═════ The records ═════

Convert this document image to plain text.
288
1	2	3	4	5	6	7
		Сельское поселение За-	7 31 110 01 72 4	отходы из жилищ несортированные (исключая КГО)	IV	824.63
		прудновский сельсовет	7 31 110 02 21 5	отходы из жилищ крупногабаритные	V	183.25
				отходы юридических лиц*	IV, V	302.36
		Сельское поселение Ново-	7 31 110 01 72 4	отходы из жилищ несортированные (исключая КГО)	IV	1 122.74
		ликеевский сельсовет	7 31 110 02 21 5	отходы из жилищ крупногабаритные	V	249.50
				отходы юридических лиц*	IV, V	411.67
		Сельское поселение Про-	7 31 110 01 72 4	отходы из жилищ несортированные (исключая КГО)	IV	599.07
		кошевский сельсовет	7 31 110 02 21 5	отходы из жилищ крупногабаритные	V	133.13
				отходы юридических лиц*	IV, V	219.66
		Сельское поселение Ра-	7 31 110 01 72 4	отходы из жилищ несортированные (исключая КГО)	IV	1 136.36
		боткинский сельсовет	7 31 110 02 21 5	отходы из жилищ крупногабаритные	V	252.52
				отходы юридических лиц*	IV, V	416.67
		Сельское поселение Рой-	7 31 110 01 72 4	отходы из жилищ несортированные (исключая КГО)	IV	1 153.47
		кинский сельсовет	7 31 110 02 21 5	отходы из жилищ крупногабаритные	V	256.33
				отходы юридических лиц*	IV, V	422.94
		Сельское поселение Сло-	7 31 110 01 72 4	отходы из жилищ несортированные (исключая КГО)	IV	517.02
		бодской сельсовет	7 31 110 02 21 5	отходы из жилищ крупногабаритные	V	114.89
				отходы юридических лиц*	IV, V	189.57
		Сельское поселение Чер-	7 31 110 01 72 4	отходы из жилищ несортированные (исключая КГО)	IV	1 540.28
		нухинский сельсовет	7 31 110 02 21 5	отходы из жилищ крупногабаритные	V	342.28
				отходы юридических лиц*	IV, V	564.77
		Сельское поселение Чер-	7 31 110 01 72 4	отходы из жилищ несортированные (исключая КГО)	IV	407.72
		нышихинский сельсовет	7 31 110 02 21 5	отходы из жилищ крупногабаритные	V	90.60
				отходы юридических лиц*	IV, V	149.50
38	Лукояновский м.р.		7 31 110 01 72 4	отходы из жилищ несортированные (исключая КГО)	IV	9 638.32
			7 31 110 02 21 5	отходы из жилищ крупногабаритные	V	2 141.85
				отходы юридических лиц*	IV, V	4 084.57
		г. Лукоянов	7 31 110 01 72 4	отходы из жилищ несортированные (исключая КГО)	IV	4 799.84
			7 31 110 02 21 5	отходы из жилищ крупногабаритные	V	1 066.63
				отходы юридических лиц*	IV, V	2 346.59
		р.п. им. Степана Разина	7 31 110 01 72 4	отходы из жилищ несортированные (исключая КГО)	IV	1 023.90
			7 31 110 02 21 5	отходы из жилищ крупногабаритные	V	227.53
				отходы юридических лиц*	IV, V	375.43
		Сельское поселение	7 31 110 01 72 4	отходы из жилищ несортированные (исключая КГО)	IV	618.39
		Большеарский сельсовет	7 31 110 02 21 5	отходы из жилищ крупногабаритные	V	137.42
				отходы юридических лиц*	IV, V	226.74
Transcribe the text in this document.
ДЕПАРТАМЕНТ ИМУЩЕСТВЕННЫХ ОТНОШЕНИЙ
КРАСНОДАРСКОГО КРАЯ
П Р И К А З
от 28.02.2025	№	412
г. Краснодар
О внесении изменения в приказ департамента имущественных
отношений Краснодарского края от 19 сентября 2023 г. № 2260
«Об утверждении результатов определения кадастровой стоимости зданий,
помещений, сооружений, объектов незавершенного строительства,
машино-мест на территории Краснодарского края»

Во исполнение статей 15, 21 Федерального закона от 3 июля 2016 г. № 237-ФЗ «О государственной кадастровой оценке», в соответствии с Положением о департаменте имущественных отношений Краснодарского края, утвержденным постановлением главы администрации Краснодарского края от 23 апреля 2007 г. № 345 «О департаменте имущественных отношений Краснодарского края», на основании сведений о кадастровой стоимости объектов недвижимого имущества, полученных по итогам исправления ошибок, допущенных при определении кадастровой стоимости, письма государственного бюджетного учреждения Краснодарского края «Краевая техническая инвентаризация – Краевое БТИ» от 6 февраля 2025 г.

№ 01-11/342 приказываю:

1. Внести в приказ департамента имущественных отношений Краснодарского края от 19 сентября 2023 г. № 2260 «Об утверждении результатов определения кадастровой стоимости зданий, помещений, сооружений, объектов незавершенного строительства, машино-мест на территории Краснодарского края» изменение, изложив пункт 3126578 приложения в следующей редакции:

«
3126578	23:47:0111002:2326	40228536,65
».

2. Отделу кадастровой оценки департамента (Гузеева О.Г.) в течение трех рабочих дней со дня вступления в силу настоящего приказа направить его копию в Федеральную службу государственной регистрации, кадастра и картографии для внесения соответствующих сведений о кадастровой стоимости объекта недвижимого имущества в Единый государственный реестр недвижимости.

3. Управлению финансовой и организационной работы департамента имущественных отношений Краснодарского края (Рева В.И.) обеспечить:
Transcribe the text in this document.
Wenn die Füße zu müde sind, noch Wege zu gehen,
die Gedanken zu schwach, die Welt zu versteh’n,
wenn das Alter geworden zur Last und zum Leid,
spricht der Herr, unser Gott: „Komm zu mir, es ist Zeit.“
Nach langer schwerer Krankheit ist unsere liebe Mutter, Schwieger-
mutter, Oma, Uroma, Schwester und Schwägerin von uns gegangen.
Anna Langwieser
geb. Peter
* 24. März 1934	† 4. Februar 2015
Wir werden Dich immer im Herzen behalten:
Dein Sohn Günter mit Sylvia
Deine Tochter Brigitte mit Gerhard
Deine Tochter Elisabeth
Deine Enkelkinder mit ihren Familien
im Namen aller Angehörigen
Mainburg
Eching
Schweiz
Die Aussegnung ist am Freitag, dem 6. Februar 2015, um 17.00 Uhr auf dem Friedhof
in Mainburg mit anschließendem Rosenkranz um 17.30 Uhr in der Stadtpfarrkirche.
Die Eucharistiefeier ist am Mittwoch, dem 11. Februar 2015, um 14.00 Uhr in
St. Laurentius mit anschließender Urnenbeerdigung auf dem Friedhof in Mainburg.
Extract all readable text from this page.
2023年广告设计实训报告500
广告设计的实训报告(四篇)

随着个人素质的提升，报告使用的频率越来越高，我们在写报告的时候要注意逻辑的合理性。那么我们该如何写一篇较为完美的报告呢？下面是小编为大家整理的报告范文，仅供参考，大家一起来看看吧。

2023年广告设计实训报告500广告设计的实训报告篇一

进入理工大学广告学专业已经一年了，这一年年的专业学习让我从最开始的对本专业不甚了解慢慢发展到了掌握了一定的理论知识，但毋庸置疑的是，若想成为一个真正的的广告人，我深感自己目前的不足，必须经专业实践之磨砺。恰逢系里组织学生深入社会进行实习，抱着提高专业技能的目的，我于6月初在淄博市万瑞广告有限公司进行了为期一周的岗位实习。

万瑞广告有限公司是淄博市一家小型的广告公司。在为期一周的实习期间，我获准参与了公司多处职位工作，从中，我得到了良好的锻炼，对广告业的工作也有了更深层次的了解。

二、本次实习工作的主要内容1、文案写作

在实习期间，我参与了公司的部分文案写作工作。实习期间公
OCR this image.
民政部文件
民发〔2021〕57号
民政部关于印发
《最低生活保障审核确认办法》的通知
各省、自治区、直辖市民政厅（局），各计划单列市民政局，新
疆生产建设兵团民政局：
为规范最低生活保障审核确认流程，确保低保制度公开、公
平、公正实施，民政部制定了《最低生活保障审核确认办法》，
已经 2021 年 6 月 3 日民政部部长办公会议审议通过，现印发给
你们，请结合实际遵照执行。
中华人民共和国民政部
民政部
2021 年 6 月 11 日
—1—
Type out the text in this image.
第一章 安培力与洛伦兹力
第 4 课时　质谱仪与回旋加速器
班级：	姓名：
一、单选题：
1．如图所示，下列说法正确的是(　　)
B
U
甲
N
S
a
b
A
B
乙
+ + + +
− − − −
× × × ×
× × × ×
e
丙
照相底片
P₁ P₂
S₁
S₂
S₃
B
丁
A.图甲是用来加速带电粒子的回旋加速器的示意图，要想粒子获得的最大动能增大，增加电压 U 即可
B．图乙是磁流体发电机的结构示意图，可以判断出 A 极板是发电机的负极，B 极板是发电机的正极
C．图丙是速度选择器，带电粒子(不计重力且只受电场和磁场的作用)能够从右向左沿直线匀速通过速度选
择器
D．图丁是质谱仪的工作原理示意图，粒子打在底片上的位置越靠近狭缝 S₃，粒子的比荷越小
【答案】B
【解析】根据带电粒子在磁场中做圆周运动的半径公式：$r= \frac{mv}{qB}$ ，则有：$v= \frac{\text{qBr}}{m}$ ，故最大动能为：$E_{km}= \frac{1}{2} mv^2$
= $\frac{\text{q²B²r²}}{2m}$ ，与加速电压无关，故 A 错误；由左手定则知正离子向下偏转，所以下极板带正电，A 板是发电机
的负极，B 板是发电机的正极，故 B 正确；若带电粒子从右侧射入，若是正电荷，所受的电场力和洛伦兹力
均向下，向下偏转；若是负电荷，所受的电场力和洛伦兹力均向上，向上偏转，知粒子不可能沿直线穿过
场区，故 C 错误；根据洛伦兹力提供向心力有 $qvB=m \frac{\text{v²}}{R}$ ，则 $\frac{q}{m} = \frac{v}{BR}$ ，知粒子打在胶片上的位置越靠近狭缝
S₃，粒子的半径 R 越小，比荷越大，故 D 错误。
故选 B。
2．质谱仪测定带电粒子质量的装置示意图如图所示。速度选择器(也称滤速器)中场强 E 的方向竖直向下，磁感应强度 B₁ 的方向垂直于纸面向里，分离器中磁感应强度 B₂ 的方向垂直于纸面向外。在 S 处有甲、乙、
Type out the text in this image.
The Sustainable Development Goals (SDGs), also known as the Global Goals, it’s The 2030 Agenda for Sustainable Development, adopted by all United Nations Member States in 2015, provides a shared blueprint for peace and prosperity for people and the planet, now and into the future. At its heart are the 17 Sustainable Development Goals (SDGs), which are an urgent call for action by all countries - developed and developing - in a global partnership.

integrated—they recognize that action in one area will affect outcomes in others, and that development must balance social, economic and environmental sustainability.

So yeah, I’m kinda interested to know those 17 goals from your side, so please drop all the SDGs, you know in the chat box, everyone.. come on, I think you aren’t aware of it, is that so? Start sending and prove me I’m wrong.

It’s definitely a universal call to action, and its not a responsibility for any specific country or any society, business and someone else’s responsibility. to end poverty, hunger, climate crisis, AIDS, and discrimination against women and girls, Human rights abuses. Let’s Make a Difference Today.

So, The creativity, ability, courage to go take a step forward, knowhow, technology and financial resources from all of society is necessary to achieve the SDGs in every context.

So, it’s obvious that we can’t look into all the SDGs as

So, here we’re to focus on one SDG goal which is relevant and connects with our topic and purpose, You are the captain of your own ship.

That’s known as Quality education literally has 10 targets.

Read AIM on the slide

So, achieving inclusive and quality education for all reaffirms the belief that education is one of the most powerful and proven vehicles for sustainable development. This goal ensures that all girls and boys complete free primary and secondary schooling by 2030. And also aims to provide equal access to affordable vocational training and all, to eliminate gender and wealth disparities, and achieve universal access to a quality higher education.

═════

What you will do: Reproduce every line of the listing above in which the string "image" appears.

Written answer:
Convert this document image to plain text.
OCR this image.
Type out the text in this image.
Type out the text in this image.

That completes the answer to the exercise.